#### [WHAT YOU SHOULD DO]
Convert the items, from their very first line through the line containing "field-cell [184,382,190,388]", into a JSON list of strings with one string per line, including both of those lines. Leave out any blank lines.
##########
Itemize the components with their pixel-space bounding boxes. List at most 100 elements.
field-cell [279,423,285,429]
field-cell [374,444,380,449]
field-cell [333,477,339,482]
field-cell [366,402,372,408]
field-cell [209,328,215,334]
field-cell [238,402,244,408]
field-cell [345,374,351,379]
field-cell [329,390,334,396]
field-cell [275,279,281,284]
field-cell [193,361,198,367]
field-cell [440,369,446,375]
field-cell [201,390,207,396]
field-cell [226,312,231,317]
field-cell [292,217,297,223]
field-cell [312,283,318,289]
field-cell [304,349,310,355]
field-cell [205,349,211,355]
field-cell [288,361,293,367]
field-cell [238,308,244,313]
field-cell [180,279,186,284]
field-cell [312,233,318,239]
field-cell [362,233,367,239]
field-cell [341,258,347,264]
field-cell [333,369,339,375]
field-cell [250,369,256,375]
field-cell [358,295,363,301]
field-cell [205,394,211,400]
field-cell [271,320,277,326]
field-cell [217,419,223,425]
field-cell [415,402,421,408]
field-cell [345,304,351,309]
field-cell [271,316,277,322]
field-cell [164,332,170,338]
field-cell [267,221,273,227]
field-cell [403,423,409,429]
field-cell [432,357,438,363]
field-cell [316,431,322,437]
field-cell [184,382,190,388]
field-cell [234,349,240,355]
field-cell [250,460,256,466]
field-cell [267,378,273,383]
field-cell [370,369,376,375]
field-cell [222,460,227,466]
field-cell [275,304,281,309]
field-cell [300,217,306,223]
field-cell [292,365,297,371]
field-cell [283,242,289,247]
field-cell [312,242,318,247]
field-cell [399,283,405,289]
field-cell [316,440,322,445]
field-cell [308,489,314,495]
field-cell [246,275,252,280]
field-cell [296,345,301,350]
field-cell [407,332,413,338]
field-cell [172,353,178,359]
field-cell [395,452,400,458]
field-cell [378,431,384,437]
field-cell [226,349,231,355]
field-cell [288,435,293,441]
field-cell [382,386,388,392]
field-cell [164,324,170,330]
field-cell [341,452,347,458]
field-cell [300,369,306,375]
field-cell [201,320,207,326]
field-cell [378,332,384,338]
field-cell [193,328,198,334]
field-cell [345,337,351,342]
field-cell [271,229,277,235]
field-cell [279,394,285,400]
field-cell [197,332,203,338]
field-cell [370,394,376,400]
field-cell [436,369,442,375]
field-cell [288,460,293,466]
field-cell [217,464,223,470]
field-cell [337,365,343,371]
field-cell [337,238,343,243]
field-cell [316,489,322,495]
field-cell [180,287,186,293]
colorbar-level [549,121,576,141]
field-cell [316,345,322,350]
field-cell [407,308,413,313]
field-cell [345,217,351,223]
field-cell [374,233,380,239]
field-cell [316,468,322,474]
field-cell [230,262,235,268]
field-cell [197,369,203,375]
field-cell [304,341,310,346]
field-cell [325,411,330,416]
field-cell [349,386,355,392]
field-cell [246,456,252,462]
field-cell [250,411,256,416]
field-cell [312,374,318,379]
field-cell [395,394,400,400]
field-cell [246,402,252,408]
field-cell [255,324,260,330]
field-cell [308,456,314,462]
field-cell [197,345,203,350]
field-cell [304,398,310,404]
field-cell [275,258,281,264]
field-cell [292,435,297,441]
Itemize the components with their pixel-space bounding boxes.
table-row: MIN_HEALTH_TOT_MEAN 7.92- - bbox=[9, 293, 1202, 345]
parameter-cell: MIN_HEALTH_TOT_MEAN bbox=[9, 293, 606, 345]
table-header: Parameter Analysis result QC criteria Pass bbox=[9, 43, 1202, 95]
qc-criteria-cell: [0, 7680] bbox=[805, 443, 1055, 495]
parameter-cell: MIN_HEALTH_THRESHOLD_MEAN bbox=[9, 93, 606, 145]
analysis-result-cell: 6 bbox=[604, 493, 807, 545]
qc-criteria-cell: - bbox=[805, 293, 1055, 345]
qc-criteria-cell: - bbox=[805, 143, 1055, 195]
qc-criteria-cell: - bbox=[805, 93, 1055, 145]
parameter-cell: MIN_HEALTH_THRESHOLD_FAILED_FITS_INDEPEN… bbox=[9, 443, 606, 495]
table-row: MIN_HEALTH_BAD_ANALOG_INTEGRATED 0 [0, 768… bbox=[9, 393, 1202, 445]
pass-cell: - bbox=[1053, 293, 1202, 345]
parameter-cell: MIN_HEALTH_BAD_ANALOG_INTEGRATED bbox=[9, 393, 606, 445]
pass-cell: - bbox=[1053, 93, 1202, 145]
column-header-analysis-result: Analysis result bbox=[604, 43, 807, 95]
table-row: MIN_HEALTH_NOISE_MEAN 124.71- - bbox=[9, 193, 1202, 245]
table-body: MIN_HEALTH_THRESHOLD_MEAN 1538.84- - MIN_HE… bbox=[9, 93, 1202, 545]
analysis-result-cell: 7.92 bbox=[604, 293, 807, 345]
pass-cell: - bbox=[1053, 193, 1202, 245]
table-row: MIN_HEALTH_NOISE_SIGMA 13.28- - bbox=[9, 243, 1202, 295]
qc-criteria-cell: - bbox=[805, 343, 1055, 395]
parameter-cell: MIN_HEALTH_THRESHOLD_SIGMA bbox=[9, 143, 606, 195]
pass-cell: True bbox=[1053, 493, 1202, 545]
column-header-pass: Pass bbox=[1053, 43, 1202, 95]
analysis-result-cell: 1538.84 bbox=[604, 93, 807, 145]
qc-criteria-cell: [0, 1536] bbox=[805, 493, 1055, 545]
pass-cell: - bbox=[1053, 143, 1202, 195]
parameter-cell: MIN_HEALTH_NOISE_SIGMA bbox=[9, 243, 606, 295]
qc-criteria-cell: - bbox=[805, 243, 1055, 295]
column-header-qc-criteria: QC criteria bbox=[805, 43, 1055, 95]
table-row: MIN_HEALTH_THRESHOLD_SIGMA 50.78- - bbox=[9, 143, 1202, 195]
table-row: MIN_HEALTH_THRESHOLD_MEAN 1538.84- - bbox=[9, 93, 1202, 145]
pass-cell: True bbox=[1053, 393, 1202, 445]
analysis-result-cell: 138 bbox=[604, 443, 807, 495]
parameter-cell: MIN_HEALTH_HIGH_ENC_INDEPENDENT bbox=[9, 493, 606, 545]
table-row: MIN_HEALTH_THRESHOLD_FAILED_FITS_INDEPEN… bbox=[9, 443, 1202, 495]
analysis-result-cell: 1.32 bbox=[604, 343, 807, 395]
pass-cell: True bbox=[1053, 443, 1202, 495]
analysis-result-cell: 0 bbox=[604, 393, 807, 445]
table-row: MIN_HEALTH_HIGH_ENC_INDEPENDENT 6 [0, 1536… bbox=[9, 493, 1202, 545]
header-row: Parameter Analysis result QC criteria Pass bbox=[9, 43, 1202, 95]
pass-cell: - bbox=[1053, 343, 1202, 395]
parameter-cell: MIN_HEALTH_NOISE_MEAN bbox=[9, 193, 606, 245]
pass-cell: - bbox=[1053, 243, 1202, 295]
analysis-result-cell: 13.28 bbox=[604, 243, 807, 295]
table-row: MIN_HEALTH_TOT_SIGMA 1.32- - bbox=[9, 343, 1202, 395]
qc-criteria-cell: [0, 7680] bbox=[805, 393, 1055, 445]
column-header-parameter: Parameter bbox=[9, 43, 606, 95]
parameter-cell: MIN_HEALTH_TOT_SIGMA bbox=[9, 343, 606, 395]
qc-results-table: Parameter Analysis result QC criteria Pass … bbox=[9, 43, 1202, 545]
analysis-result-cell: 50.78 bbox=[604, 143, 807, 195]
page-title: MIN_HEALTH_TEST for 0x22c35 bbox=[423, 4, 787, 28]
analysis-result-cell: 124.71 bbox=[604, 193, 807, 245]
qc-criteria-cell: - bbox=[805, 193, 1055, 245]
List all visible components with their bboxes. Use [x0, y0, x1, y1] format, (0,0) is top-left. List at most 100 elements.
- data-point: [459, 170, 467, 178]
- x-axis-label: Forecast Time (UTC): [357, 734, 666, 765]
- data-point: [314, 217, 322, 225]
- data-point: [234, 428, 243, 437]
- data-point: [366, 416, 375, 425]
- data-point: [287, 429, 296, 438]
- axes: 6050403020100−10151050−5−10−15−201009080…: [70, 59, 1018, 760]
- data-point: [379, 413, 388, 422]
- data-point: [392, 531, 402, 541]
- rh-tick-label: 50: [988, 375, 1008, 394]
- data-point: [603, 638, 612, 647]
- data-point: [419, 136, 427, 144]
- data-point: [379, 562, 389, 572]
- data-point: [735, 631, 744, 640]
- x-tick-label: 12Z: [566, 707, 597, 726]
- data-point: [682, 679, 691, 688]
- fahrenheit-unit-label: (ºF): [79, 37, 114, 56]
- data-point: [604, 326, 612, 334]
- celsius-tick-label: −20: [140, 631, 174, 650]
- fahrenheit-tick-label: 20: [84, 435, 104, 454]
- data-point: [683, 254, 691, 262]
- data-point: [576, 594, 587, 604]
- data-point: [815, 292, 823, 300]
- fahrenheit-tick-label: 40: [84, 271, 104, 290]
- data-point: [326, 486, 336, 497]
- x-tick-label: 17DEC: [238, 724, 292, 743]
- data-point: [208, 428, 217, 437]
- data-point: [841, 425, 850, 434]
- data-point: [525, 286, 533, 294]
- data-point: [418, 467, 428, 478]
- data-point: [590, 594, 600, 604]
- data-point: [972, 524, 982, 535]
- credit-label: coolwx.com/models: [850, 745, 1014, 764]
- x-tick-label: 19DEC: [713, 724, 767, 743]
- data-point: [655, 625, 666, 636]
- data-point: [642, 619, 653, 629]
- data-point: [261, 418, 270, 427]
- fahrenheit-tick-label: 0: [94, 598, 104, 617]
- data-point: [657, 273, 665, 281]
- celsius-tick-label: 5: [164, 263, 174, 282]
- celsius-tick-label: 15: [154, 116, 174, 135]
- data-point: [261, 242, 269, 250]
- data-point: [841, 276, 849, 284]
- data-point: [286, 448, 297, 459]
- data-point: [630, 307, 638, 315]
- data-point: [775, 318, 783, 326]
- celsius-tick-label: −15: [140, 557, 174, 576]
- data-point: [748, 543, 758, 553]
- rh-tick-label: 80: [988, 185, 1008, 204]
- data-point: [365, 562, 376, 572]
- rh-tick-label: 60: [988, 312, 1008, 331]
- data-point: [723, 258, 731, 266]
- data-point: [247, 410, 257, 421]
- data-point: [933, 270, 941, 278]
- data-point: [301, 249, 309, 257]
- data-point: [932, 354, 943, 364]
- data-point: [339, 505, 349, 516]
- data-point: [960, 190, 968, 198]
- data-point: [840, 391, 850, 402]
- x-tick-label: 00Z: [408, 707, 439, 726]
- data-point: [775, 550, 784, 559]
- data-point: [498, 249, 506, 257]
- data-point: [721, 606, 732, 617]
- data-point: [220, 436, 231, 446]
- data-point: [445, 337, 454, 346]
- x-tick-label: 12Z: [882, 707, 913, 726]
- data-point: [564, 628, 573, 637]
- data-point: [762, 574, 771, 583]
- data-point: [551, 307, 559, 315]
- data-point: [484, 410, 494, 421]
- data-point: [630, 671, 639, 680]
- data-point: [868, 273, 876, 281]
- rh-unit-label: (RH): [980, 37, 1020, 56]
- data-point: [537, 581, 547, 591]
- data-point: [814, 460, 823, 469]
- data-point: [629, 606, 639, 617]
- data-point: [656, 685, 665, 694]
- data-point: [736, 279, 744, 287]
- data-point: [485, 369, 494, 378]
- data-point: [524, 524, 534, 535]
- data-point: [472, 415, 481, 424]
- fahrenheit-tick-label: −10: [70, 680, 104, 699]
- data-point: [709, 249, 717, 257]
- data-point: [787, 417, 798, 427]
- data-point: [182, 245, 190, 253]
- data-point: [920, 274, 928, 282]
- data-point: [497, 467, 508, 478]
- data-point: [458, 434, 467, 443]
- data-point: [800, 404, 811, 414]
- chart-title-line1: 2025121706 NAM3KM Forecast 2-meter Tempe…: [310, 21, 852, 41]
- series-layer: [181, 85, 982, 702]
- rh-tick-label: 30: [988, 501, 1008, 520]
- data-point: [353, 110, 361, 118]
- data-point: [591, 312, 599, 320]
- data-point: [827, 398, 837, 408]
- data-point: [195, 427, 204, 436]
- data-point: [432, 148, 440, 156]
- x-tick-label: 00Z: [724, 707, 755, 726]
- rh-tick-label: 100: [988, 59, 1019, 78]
##########
#### [EXERCISE SOLUTION]
[
  "Itemize the components with their pixel-space bounding boxes. List at most 100 elements.",
  "field-cell [279,423,285,429]",
  "field-cell [374,444,380,449]",
  "field-cell [333,477,339,482]",
  "field-cell [366,402,372,408]",
  "field-cell [209,328,215,334]",
  "field-cell [238,402,244,408]",
  "field-cell [345,374,351,379]",
  "field-cell [329,390,334,396]",
  "field-cell [275,279,281,284]",
  "field-cell [193,361,198,367]",
  "field-cell [440,369,446,375]",
  "field-cell [201,390,207,396]",
  "field-cell [226,312,231,317]",
  "field-cell [292,217,297,223]",
  "field-cell [312,283,318,289]",
  "field-cell [304,349,310,355]",
  "field-cell [205,349,211,355]",
  "field-cell [288,361,293,367]",
  "field-cell [238,308,244,313]",
  "field-cell [180,279,186,284]",
  "field-cell [312,233,318,239]",
  "field-cell [362,233,367,239]",
  "field-cell [341,258,347,264]",
  "field-cell [333,369,339,375]",
  "field-cell [250,369,256,375]",
  "field-cell [358,295,363,301]",
  "field-cell [205,394,211,400]",
  "field-cell [271,320,277,326]",
  "field-cell [217,419,223,425]",
  "field-cell [415,402,421,408]",
  "field-cell [345,304,351,309]",
  "field-cell [271,316,277,322]",
  "field-cell [164,332,170,338]",
  "field-cell [267,221,273,227]",
  "field-cell [403,423,409,429]",
  "field-cell [432,357,438,363]",
  "field-cell [316,431,322,437]",
  "field-cell [184,382,190,388]"
]